(Dataset items)
■ ■ ■ ■ ■ ■ ■

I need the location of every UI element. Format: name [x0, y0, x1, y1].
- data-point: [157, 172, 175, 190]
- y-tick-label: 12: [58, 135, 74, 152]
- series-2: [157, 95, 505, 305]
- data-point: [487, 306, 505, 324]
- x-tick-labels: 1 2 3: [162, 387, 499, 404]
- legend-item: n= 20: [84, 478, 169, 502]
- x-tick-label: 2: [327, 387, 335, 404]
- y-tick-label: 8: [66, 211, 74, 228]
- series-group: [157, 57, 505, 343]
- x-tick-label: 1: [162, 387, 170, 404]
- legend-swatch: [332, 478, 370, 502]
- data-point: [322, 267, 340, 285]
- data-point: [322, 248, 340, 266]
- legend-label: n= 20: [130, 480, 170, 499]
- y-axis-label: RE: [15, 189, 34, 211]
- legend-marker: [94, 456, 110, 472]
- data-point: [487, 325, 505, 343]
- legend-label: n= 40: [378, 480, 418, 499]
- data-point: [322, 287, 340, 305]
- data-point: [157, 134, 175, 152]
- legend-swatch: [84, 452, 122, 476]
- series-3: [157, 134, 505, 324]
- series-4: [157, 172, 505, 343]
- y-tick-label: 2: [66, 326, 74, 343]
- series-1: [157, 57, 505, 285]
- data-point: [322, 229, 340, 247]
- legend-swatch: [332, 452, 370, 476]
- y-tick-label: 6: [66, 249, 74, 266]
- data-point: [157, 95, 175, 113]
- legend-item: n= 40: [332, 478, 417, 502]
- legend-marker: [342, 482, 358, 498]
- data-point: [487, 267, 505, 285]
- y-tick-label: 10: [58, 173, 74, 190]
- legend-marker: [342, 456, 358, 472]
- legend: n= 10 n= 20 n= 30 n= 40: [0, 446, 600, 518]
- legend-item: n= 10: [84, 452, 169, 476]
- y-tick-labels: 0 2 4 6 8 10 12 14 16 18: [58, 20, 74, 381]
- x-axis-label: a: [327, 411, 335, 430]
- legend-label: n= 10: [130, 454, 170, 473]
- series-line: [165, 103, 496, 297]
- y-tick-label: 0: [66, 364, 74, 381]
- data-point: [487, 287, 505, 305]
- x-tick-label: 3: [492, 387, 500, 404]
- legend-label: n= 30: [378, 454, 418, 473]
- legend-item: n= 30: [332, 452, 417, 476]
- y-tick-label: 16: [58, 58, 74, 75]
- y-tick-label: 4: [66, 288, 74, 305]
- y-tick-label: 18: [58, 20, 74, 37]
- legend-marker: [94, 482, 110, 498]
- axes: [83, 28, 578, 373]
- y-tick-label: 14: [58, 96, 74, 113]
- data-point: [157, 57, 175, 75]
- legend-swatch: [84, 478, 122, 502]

■ ■ ■ ■ ■ ■ ■

TASK:
Copy every line of the records above word for word, with nothing altered.

RIGHT ANSWER:
I need the location of every UI element. Format: name [x0, y0, x1, y1].
- data-point: [157, 172, 175, 190]
- y-tick-label: 12: [58, 135, 74, 152]
- series-2: [157, 95, 505, 305]
- data-point: [487, 306, 505, 324]
- x-tick-labels: 1 2 3: [162, 387, 499, 404]
- legend-item: n= 20: [84, 478, 169, 502]
- x-tick-label: 2: [327, 387, 335, 404]
- y-tick-label: 8: [66, 211, 74, 228]
- series-group: [157, 57, 505, 343]
- x-tick-label: 1: [162, 387, 170, 404]
- legend-swatch: [332, 478, 370, 502]
- data-point: [322, 267, 340, 285]
- data-point: [322, 248, 340, 266]
- legend-label: n= 20: [130, 480, 170, 499]
- y-axis-label: RE: [15, 189, 34, 211]
- legend-marker: [94, 456, 110, 472]
- data-point: [487, 325, 505, 343]
- legend-label: n= 40: [378, 480, 418, 499]
- data-point: [322, 287, 340, 305]
- data-point: [157, 134, 175, 152]
- legend-swatch: [84, 452, 122, 476]
- series-3: [157, 134, 505, 324]
- series-4: [157, 172, 505, 343]
- y-tick-label: 2: [66, 326, 74, 343]
- series-1: [157, 57, 505, 285]
- data-point: [322, 229, 340, 247]
- legend-swatch: [332, 452, 370, 476]
- y-tick-label: 6: [66, 249, 74, 266]
- data-point: [157, 95, 175, 113]
- legend-item: n= 40: [332, 478, 417, 502]
- legend-marker: [342, 482, 358, 498]
- data-point: [487, 267, 505, 285]
- y-tick-label: 10: [58, 173, 74, 190]
- legend-marker: [342, 456, 358, 472]
- legend: n= 10 n= 20 n= 30 n= 40: [0, 446, 600, 518]
- legend-item: n= 10: [84, 452, 169, 476]
- y-tick-labels: 0 2 4 6 8 10 12 14 16 18: [58, 20, 74, 381]
- x-axis-label: a: [327, 411, 335, 430]
- legend-label: n= 10: [130, 454, 170, 473]
- series-line: [165, 103, 496, 297]
- y-tick-label: 0: [66, 364, 74, 381]
- data-point: [487, 287, 505, 305]
- x-tick-label: 3: [492, 387, 500, 404]
- legend-label: n= 30: [378, 454, 418, 473]
- legend-item: n= 30: [332, 452, 417, 476]
- y-tick-label: 16: [58, 58, 74, 75]
- y-tick-label: 4: [66, 288, 74, 305]
- y-tick-label: 18: [58, 20, 74, 37]
- legend-marker: [94, 482, 110, 498]
- axes: [83, 28, 578, 373]
- y-tick-label: 14: [58, 96, 74, 113]
- data-point: [157, 57, 175, 75]
- legend-swatch: [84, 478, 122, 502]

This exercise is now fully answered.